═════ Recorded information ═════

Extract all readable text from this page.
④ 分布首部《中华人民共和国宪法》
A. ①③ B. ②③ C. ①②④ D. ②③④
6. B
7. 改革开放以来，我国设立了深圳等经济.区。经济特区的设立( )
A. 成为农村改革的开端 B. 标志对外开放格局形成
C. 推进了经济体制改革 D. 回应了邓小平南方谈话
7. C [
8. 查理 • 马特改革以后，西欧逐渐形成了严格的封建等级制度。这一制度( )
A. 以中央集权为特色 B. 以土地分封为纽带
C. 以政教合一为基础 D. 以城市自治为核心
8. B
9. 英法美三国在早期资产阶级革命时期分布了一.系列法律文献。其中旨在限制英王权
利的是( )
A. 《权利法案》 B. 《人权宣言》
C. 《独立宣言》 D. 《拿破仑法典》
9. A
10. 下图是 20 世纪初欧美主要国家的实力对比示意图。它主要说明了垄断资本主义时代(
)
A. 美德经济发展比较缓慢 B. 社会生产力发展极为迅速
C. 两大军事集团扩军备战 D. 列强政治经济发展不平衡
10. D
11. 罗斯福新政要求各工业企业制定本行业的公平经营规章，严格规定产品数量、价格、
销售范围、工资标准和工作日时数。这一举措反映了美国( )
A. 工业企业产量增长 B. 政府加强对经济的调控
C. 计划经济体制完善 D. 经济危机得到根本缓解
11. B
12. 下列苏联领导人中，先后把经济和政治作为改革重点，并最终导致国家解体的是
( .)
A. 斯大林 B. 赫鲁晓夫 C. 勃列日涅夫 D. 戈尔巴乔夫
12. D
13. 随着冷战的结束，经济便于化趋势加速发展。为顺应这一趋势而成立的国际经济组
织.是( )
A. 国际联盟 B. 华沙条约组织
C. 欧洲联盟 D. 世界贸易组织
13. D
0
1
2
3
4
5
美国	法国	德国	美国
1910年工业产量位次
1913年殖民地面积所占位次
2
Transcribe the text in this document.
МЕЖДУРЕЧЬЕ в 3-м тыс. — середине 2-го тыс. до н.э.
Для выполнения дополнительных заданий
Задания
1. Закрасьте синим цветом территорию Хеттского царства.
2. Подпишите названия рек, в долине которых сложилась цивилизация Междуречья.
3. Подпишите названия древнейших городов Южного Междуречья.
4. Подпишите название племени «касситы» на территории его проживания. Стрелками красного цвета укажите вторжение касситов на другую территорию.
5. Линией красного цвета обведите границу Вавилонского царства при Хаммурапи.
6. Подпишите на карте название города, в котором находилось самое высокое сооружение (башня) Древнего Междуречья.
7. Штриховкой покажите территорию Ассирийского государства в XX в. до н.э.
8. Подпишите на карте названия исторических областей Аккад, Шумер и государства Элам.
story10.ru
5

═════

**Task goal**
Copy out all lines where the word "красного" appears.

**Result of this task**
4. Подпишите название племени «касситы» на территории его проживания. Стрелками красного цвета укажите вторжение касситов на другую территорию.
5. Линией красного цвета обведите границу Вавилонского царства при Хаммурапи.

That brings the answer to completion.